YOUR OBJECTIVE: Nothing in the records may be left out or altered; reproduce them all exactly.

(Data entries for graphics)
%%

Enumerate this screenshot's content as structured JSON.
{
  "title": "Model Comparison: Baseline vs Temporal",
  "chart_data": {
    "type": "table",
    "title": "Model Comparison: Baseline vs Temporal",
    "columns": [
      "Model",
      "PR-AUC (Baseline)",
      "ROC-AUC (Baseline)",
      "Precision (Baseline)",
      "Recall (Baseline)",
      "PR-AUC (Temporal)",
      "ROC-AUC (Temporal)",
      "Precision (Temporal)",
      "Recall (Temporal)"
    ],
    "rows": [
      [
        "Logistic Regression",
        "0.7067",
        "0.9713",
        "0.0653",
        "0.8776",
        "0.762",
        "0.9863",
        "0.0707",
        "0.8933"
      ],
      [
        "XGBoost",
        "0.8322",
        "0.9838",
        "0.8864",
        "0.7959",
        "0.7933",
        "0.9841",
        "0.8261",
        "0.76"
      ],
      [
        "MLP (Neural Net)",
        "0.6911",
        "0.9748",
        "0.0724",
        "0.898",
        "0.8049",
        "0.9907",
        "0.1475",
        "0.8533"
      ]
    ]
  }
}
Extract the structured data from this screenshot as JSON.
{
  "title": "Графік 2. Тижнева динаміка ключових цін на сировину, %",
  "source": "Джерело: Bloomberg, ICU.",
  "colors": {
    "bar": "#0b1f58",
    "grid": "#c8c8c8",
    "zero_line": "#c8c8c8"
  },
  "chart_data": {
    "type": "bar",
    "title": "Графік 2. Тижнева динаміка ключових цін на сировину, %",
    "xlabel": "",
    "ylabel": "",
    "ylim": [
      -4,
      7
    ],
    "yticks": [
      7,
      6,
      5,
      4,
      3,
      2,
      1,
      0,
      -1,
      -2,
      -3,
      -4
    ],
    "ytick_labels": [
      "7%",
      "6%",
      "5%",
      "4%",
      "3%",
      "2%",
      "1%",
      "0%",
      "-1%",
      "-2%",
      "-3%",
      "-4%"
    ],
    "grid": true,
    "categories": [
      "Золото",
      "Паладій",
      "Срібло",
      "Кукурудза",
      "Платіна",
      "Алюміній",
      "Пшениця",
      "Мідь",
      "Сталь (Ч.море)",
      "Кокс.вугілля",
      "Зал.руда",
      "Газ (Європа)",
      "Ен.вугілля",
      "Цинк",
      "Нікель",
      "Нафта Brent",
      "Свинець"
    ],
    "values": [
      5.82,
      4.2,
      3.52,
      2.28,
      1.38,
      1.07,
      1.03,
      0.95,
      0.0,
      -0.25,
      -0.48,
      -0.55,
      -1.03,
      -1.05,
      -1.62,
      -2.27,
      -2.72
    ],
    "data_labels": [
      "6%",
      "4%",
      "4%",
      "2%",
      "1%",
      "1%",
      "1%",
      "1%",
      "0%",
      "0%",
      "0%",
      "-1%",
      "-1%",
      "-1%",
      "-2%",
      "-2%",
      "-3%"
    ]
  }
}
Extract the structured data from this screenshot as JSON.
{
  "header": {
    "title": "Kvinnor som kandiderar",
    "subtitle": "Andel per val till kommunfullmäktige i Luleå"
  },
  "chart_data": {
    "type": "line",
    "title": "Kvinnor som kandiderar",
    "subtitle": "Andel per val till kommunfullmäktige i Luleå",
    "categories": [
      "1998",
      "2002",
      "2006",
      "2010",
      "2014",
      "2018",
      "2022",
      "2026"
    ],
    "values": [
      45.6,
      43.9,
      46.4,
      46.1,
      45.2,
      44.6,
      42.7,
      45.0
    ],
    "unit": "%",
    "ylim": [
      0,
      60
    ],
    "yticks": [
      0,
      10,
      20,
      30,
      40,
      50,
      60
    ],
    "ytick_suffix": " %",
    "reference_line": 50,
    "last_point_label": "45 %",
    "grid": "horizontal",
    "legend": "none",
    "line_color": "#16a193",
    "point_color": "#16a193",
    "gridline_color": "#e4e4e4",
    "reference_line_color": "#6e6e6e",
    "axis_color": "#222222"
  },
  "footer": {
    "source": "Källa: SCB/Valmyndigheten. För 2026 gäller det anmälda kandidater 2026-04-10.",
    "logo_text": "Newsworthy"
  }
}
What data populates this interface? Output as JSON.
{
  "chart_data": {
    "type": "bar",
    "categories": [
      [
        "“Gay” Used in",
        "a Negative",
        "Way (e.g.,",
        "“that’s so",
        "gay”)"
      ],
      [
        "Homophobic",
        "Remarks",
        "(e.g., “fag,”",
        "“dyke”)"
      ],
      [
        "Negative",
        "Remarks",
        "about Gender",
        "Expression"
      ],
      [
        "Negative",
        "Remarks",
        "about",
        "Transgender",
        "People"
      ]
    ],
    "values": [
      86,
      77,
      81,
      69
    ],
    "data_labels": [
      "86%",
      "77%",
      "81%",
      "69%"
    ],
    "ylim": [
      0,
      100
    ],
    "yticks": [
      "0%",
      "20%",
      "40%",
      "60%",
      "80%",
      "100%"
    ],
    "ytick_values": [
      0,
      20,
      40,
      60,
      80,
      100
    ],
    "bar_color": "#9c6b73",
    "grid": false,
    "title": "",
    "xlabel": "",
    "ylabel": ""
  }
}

%%

SOLVED PROBLEM:
Enumerate this screenshot's content as structured JSON.
{
  "title": "Model Comparison: Baseline vs Temporal",
  "chart_data": {
    "type": "table",
    "title": "Model Comparison: Baseline vs Temporal",
    "columns": [
      "Model",
      "PR-AUC (Baseline)",
      "ROC-AUC (Baseline)",
      "Precision (Baseline)",
      "Recall (Baseline)",
      "PR-AUC (Temporal)",
      "ROC-AUC (Temporal)",
      "Precision (Temporal)",
      "Recall (Temporal)"
    ],
    "rows": [
      [
        "Logistic Regression",
        "0.7067",
        "0.9713",
        "0.0653",
        "0.8776",
        "0.762",
        "0.9863",
        "0.0707",
        "0.8933"
      ],
      [
        "XGBoost",
        "0.8322",
        "0.9838",
        "0.8864",
        "0.7959",
        "0.7933",
        "0.9841",
        "0.8261",
        "0.76"
      ],
      [
        "MLP (Neural Net)",
        "0.6911",
        "0.9748",
        "0.0724",
        "0.898",
        "0.8049",
        "0.9907",
        "0.1475",
        "0.8533"
      ]
    ]
  }
}
Extract the structured data from this screenshot as JSON.
{
  "title": "Графік 2. Тижнева динаміка ключових цін на сировину, %",
  "source": "Джерело: Bloomberg, ICU.",
  "colors": {
    "bar": "#0b1f58",
    "grid": "#c8c8c8",
    "zero_line": "#c8c8c8"
  },
  "chart_data": {
    "type": "bar",
    "title": "Графік 2. Тижнева динаміка ключових цін на сировину, %",
    "xlabel": "",
    "ylabel": "",
    "ylim": [
      -4,
      7
    ],
    "yticks": [
      7,
      6,
      5,
      4,
      3,
      2,
      1,
      0,
      -1,
      -2,
      -3,
      -4
    ],
    "ytick_labels": [
      "7%",
      "6%",
      "5%",
      "4%",
      "3%",
      "2%",
      "1%",
      "0%",
      "-1%",
      "-2%",
      "-3%",
      "-4%"
    ],
    "grid": true,
    "categories": [
      "Золото",
      "Паладій",
      "Срібло",
      "Кукурудза",
      "Платіна",
      "Алюміній",
      "Пшениця",
      "Мідь",
      "Сталь (Ч.море)",
      "Кокс.вугілля",
      "Зал.руда",
      "Газ (Європа)",
      "Ен.вугілля",
      "Цинк",
      "Нікель",
      "Нафта Brent",
      "Свинець"
    ],
    "values": [
      5.82,
      4.2,
      3.52,
      2.28,
      1.38,
      1.07,
      1.03,
      0.95,
      0.0,
      -0.25,
      -0.48,
      -0.55,
      -1.03,
      -1.05,
      -1.62,
      -2.27,
      -2.72
    ],
    "data_labels": [
      "6%",
      "4%",
      "4%",
      "2%",
      "1%",
      "1%",
      "1%",
      "1%",
      "0%",
      "0%",
      "0%",
      "-1%",
      "-1%",
      "-1%",
      "-2%",
      "-2%",
      "-3%"
    ]
  }
}
Extract the structured data from this screenshot as JSON.
{
  "header": {
    "title": "Kvinnor som kandiderar",
    "subtitle": "Andel per val till kommunfullmäktige i Luleå"
  },
  "chart_data": {
    "type": "line",
    "title": "Kvinnor som kandiderar",
    "subtitle": "Andel per val till kommunfullmäktige i Luleå",
    "categories": [
      "1998",
      "2002",
      "2006",
      "2010",
      "2014",
      "2018",
      "2022",
      "2026"
    ],
    "values": [
      45.6,
      43.9,
      46.4,
      46.1,
      45.2,
      44.6,
      42.7,
      45.0
    ],
    "unit": "%",
    "ylim": [
      0,
      60
    ],
    "yticks": [
      0,
      10,
      20,
      30,
      40,
      50,
      60
    ],
    "ytick_suffix": " %",
    "reference_line": 50,
    "last_point_label": "45 %",
    "grid": "horizontal",
    "legend": "none",
    "line_color": "#16a193",
    "point_color": "#16a193",
    "gridline_color": "#e4e4e4",
    "reference_line_color": "#6e6e6e",
    "axis_color": "#222222"
  },
  "footer": {
    "source": "Källa: SCB/Valmyndigheten. För 2026 gäller det anmälda kandidater 2026-04-10.",
    "logo_text": "Newsworthy"
  }
}
What data populates this interface? Output as JSON.
{
  "chart_data": {
    "type": "bar",
    "categories": [
      [
        "“Gay” Used in",
        "a Negative",
        "Way (e.g.,",
        "“that’s so",
        "gay”)"
      ],
      [
        "Homophobic",
        "Remarks",
        "(e.g., “fag,”",
        "“dyke”)"
      ],
      [
        "Negative",
        "Remarks",
        "about Gender",
        "Expression"
      ],
      [
        "Negative",
        "Remarks",
        "about",
        "Transgender",
        "People"
      ]
    ],
    "values": [
      86,
      77,
      81,
      69
    ],
    "data_labels": [
      "86%",
      "77%",
      "81%",
      "69%"
    ],
    "ylim": [
      0,
      100
    ],
    "yticks": [
      "0%",
      "20%",
      "40%",
      "60%",
      "80%",
      "100%"
    ],
    "ytick_values": [
      0,
      20,
      40,
      60,
      80,
      100
    ],
    "bar_color": "#9c6b73",
    "grid": false,
    "title": "",
    "xlabel": "",
    "ylabel": ""
  }
}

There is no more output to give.